YOUR OBJECTIVE:
Take the line that contains "Decode this image" and each line after it in the material below, and transcribe them exactly, stopping at the end.

# # # # #

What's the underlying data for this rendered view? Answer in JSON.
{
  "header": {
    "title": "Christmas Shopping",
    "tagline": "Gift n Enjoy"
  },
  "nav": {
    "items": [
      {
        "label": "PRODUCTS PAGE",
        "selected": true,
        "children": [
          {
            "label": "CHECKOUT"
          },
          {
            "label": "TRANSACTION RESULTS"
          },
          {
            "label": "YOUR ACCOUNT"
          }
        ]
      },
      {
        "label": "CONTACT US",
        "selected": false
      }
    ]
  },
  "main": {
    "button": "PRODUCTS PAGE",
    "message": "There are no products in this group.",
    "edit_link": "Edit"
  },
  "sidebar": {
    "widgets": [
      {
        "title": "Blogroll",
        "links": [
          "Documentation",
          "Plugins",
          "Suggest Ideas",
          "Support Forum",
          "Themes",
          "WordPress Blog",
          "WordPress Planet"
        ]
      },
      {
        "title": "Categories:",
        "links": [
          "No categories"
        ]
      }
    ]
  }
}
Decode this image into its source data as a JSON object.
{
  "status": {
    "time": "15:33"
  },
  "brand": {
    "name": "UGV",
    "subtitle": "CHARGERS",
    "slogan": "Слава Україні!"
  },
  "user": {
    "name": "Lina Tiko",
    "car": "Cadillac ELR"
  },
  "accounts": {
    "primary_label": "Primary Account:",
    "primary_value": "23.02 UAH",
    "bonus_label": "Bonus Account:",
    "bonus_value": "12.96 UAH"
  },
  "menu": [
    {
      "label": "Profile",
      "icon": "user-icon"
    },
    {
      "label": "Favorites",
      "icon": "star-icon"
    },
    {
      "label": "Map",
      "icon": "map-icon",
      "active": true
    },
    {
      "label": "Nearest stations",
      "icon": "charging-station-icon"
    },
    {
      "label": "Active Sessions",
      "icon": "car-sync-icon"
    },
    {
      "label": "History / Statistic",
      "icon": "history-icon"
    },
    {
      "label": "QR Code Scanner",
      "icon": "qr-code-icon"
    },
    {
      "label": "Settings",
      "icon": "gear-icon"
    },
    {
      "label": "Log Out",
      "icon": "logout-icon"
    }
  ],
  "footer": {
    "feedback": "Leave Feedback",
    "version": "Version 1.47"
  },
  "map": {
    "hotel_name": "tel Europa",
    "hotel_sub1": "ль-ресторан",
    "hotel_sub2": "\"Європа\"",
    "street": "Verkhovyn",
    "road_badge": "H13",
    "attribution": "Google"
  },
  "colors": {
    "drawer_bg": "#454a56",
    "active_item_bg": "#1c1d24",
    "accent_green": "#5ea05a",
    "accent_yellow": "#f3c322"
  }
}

# # # # #

WORKED ANSWER:
Decode this image into its source data as a JSON object.
{
  "status": {
    "time": "15:33"
  },
  "brand": {
    "name": "UGV",
    "subtitle": "CHARGERS",
    "slogan": "Слава Україні!"
  },
  "user": {
    "name": "Lina Tiko",
    "car": "Cadillac ELR"
  },
  "accounts": {
    "primary_label": "Primary Account:",
    "primary_value": "23.02 UAH",
    "bonus_label": "Bonus Account:",
    "bonus_value": "12.96 UAH"
  },
  "menu": [
    {
      "label": "Profile",
      "icon": "user-icon"
    },
    {
      "label": "Favorites",
      "icon": "star-icon"
    },
    {
      "label": "Map",
      "icon": "map-icon",
      "active": true
    },
    {
      "label": "Nearest stations",
      "icon": "charging-station-icon"
    },
    {
      "label": "Active Sessions",
      "icon": "car-sync-icon"
    },
    {
      "label": "History / Statistic",
      "icon": "history-icon"
    },
    {
      "label": "QR Code Scanner",
      "icon": "qr-code-icon"
    },
    {
      "label": "Settings",
      "icon": "gear-icon"
    },
    {
      "label": "Log Out",
      "icon": "logout-icon"
    }
  ],
  "footer": {
    "feedback": "Leave Feedback",
    "version": "Version 1.47"
  },
  "map": {
    "hotel_name": "tel Europa",
    "hotel_sub1": "ль-ресторан",
    "hotel_sub2": "\"Європа\"",
    "street": "Verkhovyn",
    "road_badge": "H13",
    "attribution": "Google"
  },
  "colors": {
    "drawer_bg": "#454a56",
    "active_item_bg": "#1c1d24",
    "accent_green": "#5ea05a",
    "accent_yellow": "#f3c322"
  }
}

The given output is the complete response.